__Problem__
How many lines of the records below contain the word "copy"? Answer with the number alone.

Stored records:
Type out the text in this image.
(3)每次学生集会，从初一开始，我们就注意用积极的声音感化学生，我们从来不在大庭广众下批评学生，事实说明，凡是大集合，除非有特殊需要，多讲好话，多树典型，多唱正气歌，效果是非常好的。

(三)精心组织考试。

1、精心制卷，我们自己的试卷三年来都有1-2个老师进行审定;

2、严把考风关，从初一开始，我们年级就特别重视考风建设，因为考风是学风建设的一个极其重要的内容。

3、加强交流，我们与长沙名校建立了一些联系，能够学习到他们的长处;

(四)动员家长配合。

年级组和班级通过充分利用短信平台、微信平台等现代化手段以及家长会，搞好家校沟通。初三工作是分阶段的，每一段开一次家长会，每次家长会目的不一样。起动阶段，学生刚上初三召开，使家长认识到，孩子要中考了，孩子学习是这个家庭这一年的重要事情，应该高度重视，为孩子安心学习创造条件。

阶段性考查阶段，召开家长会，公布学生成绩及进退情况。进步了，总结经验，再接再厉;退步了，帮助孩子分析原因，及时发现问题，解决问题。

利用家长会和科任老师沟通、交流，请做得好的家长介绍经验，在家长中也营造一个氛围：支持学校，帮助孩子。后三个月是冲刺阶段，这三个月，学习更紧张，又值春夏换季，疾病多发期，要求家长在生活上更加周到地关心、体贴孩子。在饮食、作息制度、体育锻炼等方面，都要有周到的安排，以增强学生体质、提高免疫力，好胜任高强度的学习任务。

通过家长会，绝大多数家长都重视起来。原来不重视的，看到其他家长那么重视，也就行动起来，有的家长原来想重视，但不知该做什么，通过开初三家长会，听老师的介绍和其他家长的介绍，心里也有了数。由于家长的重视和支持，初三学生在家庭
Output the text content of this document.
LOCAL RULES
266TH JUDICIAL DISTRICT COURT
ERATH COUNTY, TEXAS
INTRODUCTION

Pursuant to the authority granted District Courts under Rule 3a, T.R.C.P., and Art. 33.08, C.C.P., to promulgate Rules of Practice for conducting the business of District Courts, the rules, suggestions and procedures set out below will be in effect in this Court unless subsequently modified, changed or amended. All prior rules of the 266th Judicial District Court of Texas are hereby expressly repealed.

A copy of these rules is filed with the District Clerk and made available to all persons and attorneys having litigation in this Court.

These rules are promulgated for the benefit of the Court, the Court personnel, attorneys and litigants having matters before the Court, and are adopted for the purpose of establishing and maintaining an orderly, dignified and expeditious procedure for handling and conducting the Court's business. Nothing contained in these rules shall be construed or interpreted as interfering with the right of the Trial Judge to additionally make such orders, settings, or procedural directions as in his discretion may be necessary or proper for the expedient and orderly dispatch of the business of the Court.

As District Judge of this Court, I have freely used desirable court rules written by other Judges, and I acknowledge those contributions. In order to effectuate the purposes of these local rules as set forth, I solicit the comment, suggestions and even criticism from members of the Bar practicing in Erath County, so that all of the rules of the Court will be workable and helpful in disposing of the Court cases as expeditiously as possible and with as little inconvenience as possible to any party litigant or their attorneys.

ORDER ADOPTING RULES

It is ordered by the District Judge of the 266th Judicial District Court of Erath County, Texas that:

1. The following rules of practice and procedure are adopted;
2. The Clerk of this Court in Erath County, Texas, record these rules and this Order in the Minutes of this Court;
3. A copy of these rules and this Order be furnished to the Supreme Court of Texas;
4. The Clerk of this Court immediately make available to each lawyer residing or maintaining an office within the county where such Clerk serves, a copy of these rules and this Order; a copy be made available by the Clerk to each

--

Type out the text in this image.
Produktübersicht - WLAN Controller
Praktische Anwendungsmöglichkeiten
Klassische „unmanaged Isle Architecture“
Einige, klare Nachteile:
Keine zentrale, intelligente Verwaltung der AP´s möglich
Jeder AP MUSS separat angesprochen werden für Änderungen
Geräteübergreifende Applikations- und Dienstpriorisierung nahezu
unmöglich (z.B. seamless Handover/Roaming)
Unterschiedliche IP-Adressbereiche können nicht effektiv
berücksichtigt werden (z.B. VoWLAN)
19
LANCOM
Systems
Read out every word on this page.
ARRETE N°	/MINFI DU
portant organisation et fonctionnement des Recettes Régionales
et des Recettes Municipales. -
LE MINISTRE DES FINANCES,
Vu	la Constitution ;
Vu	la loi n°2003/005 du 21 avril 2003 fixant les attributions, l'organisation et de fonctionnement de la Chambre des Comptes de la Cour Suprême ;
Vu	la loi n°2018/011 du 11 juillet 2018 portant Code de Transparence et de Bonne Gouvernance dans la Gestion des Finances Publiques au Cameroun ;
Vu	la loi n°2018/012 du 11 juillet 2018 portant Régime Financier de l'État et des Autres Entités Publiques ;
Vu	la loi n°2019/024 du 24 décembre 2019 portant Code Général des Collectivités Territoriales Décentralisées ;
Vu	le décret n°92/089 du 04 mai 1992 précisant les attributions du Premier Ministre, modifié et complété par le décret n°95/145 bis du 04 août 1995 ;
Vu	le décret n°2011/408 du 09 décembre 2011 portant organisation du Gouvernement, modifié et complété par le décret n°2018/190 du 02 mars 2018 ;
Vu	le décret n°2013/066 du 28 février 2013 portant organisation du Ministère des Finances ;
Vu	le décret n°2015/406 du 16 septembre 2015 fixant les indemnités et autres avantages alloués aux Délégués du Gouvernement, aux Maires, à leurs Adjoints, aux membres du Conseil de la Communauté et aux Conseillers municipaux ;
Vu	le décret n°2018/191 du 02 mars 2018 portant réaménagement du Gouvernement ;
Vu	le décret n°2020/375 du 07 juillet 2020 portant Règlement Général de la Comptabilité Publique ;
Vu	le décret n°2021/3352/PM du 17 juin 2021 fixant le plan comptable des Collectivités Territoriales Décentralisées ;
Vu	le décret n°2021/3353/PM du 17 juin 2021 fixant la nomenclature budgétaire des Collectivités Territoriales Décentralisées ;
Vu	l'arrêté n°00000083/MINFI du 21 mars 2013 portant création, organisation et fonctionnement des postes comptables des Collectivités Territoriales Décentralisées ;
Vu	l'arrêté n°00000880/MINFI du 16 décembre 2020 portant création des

==

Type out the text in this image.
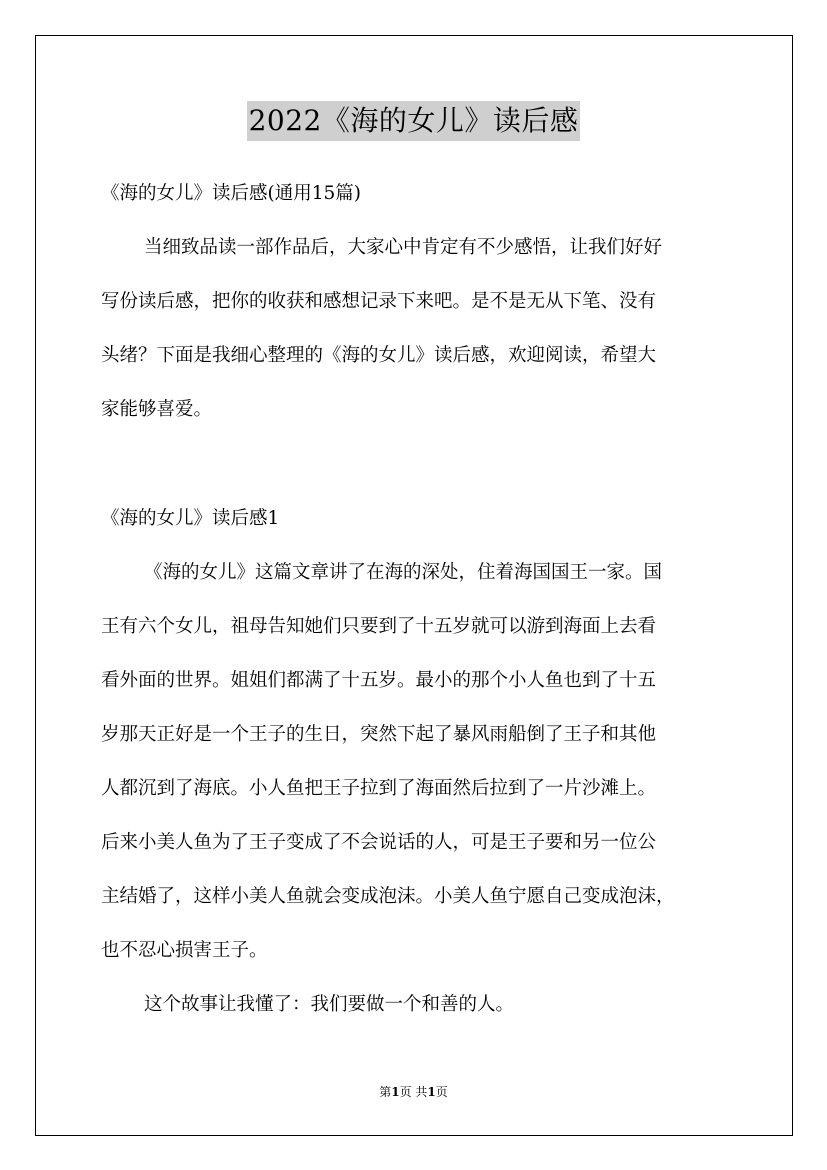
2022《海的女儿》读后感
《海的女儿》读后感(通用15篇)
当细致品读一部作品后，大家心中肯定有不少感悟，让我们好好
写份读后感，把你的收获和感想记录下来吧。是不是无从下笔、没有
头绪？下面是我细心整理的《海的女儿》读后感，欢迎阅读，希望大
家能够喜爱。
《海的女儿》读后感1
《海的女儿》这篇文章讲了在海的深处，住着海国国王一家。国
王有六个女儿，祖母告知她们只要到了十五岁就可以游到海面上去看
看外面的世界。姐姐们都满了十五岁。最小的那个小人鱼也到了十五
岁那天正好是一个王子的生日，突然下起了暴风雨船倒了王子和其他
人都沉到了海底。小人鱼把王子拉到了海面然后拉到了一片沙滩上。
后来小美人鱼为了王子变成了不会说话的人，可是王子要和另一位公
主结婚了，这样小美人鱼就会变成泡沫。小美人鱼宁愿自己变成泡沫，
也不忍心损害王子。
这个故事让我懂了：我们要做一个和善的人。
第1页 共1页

__The completed task__
3